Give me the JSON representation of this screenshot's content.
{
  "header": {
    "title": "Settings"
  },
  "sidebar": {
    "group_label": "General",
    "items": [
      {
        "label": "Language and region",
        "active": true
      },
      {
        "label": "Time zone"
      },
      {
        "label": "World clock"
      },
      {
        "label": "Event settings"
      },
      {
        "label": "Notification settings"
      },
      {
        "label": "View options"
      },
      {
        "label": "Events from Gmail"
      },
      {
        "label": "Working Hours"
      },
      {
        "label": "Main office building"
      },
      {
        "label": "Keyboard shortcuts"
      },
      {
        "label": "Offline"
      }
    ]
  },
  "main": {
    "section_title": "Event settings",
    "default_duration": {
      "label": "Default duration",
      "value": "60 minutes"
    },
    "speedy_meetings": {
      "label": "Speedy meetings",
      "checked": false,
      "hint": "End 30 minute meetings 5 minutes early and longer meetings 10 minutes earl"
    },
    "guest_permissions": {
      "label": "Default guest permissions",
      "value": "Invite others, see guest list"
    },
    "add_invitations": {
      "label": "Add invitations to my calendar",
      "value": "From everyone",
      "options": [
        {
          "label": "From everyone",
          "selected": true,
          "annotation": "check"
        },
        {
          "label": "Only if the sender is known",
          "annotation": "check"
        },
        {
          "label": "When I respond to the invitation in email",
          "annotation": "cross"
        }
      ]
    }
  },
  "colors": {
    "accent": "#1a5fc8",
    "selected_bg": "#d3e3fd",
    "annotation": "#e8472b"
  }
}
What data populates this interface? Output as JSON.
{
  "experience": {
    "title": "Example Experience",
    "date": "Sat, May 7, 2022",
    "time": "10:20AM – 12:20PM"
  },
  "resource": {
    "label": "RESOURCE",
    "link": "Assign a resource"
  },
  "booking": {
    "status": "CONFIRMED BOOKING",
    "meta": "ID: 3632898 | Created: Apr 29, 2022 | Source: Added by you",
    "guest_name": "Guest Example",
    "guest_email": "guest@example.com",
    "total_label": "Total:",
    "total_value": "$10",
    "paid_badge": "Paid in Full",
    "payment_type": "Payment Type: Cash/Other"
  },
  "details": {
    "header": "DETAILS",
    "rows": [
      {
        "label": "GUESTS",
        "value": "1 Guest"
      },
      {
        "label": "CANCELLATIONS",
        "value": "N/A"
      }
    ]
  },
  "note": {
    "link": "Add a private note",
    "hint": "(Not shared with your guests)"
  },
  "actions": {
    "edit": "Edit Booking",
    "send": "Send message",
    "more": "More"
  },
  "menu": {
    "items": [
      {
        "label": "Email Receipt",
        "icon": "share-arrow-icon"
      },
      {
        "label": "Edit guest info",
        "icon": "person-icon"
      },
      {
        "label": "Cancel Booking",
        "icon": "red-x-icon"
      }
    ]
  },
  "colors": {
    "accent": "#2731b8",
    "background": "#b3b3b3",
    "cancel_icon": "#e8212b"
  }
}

Exercise: Would you reproduce all the entries exactly?

Complete answer:
Give me the JSON representation of this screenshot's content.
{
  "header": {
    "title": "Settings"
  },
  "sidebar": {
    "group_label": "General",
    "items": [
      {
        "label": "Language and region",
        "active": true
      },
      {
        "label": "Time zone"
      },
      {
        "label": "World clock"
      },
      {
        "label": "Event settings"
      },
      {
        "label": "Notification settings"
      },
      {
        "label": "View options"
      },
      {
        "label": "Events from Gmail"
      },
      {
        "label": "Working Hours"
      },
      {
        "label": "Main office building"
      },
      {
        "label": "Keyboard shortcuts"
      },
      {
        "label": "Offline"
      }
    ]
  },
  "main": {
    "section_title": "Event settings",
    "default_duration": {
      "label": "Default duration",
      "value": "60 minutes"
    },
    "speedy_meetings": {
      "label": "Speedy meetings",
      "checked": false,
      "hint": "End 30 minute meetings 5 minutes early and longer meetings 10 minutes earl"
    },
    "guest_permissions": {
      "label": "Default guest permissions",
      "value": "Invite others, see guest list"
    },
    "add_invitations": {
      "label": "Add invitations to my calendar",
      "value": "From everyone",
      "options": [
        {
          "label": "From everyone",
          "selected": true,
          "annotation": "check"
        },
        {
          "label": "Only if the sender is known",
          "annotation": "check"
        },
        {
          "label": "When I respond to the invitation in email",
          "annotation": "cross"
        }
      ]
    }
  },
  "colors": {
    "accent": "#1a5fc8",
    "selected_bg": "#d3e3fd",
    "annotation": "#e8472b"
  }
}
What data populates this interface? Output as JSON.
{
  "experience": {
    "title": "Example Experience",
    "date": "Sat, May 7, 2022",
    "time": "10:20AM – 12:20PM"
  },
  "resource": {
    "label": "RESOURCE",
    "link": "Assign a resource"
  },
  "booking": {
    "status": "CONFIRMED BOOKING",
    "meta": "ID: 3632898 | Created: Apr 29, 2022 | Source: Added by you",
    "guest_name": "Guest Example",
    "guest_email": "guest@example.com",
    "total_label": "Total:",
    "total_value": "$10",
    "paid_badge": "Paid in Full",
    "payment_type": "Payment Type: Cash/Other"
  },
  "details": {
    "header": "DETAILS",
    "rows": [
      {
        "label": "GUESTS",
        "value": "1 Guest"
      },
      {
        "label": "CANCELLATIONS",
        "value": "N/A"
      }
    ]
  },
  "note": {
    "link": "Add a private note",
    "hint": "(Not shared with your guests)"
  },
  "actions": {
    "edit": "Edit Booking",
    "send": "Send message",
    "more": "More"
  },
  "menu": {
    "items": [
      {
        "label": "Email Receipt",
        "icon": "share-arrow-icon"
      },
      {
        "label": "Edit guest info",
        "icon": "person-icon"
      },
      {
        "label": "Cancel Booking",
        "icon": "red-x-icon"
      }
    ]
  },
  "colors": {
    "accent": "#2731b8",
    "background": "#b3b3b3",
    "cancel_icon": "#e8212b"
  }
}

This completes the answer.